* **EXERCISE DETAILS**
Your task is to print every entry below exactly as given.
-- BEGIN RECORDS TO USE --
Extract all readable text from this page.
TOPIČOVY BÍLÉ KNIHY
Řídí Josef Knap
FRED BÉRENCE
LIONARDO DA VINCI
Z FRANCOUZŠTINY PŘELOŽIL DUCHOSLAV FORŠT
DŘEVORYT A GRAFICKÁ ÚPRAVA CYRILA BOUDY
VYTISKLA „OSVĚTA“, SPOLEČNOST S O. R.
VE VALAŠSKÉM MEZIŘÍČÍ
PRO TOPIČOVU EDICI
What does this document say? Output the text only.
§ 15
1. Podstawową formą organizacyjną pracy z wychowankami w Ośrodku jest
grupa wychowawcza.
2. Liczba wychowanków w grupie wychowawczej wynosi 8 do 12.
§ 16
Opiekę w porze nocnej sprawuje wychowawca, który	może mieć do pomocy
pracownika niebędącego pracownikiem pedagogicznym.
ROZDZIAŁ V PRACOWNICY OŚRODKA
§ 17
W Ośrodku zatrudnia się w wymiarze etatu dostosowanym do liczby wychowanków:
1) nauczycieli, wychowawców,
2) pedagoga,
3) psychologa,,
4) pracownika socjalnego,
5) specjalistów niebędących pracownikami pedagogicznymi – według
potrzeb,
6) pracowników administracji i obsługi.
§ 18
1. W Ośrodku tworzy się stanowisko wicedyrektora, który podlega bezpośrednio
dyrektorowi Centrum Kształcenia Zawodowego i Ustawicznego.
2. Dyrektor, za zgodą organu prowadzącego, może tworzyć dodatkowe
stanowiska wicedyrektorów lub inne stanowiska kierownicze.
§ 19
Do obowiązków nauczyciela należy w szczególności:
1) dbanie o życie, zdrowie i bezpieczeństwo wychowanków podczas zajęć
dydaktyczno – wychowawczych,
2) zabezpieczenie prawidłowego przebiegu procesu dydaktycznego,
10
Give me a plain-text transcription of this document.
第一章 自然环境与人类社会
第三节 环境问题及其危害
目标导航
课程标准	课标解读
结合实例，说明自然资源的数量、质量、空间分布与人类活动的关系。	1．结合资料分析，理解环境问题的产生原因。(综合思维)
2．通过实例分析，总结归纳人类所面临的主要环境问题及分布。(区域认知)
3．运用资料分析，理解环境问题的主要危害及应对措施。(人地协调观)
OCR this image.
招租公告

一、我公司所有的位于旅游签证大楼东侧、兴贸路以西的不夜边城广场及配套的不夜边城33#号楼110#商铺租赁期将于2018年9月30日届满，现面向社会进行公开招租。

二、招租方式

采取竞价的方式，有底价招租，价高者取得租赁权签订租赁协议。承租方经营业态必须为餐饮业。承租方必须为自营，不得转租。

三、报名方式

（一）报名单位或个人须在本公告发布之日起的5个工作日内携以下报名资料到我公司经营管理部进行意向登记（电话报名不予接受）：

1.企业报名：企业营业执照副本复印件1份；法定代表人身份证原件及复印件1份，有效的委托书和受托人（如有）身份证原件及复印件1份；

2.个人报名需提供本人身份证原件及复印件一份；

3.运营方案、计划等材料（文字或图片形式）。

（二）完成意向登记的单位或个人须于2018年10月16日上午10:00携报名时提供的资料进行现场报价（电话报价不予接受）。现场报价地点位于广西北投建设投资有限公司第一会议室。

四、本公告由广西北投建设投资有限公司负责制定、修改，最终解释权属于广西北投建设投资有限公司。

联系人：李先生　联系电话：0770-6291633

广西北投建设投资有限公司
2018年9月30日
-- END RECORDS TO USE --
* **RESULT OF THIS TASK**
Extract all readable text from this page.
TOPIČOVY BÍLÉ KNIHY
Řídí Josef Knap
FRED BÉRENCE
LIONARDO DA VINCI
Z FRANCOUZŠTINY PŘELOŽIL DUCHOSLAV FORŠT
DŘEVORYT A GRAFICKÁ ÚPRAVA CYRILA BOUDY
VYTISKLA „OSVĚTA“, SPOLEČNOST S O. R.
VE VALAŠSKÉM MEZIŘÍČÍ
PRO TOPIČOVU EDICI
What does this document say? Output the text only.
§ 15
1. Podstawową formą organizacyjną pracy z wychowankami w Ośrodku jest
grupa wychowawcza.
2. Liczba wychowanków w grupie wychowawczej wynosi 8 do 12.
§ 16
Opiekę w porze nocnej sprawuje wychowawca, który	może mieć do pomocy
pracownika niebędącego pracownikiem pedagogicznym.
ROZDZIAŁ V PRACOWNICY OŚRODKA
§ 17
W Ośrodku zatrudnia się w wymiarze etatu dostosowanym do liczby wychowanków:
1) nauczycieli, wychowawców,
2) pedagoga,
3) psychologa,,
4) pracownika socjalnego,
5) specjalistów niebędących pracownikami pedagogicznymi – według
potrzeb,
6) pracowników administracji i obsługi.
§ 18
1. W Ośrodku tworzy się stanowisko wicedyrektora, który podlega bezpośrednio
dyrektorowi Centrum Kształcenia Zawodowego i Ustawicznego.
2. Dyrektor, za zgodą organu prowadzącego, może tworzyć dodatkowe
stanowiska wicedyrektorów lub inne stanowiska kierownicze.
§ 19
Do obowiązków nauczyciela należy w szczególności:
1) dbanie o życie, zdrowie i bezpieczeństwo wychowanków podczas zajęć
dydaktyczno – wychowawczych,
2) zabezpieczenie prawidłowego przebiegu procesu dydaktycznego,
10
Give me a plain-text transcription of this document.
第一章 自然环境与人类社会
第三节 环境问题及其危害
目标导航
课程标准	课标解读
结合实例，说明自然资源的数量、质量、空间分布与人类活动的关系。	1．结合资料分析，理解环境问题的产生原因。(综合思维)
2．通过实例分析，总结归纳人类所面临的主要环境问题及分布。(区域认知)
3．运用资料分析，理解环境问题的主要危害及应对措施。(人地协调观)
OCR this image.
招租公告

一、我公司所有的位于旅游签证大楼东侧、兴贸路以西的不夜边城广场及配套的不夜边城33#号楼110#商铺租赁期将于2018年9月30日届满，现面向社会进行公开招租。

二、招租方式

采取竞价的方式，有底价招租，价高者取得租赁权签订租赁协议。承租方经营业态必须为餐饮业。承租方必须为自营，不得转租。

三、报名方式

（一）报名单位或个人须在本公告发布之日起的5个工作日内携以下报名资料到我公司经营管理部进行意向登记（电话报名不予接受）：

1.企业报名：企业营业执照副本复印件1份；法定代表人身份证原件及复印件1份，有效的委托书和受托人（如有）身份证原件及复印件1份；

2.个人报名需提供本人身份证原件及复印件一份；

3.运营方案、计划等材料（文字或图片形式）。

（二）完成意向登记的单位或个人须于2018年10月16日上午10:00携报名时提供的资料进行现场报价（电话报价不予接受）。现场报价地点位于广西北投建设投资有限公司第一会议室。

四、本公告由广西北投建设投资有限公司负责制定、修改，最终解释权属于广西北投建设投资有限公司。

联系人：李先生　联系电话：0770-6291633

广西北投建设投资有限公司
2018年9月30日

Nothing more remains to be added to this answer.